Objective » Say how many lines in the data below contain the word "Deaths", and give no other text.
- - - -
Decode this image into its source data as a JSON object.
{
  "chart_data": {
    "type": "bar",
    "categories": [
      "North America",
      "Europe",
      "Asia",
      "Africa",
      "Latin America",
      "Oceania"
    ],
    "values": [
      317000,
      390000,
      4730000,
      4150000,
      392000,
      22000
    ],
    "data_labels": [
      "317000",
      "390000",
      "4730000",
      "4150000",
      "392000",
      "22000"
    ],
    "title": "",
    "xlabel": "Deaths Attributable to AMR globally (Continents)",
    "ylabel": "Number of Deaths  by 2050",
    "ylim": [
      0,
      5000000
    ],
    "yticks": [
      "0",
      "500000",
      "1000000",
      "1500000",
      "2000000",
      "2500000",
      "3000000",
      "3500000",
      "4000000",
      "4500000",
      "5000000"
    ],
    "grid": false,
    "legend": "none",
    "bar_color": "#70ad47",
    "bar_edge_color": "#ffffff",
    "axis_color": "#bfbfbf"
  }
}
- - - -
Complete answer » 2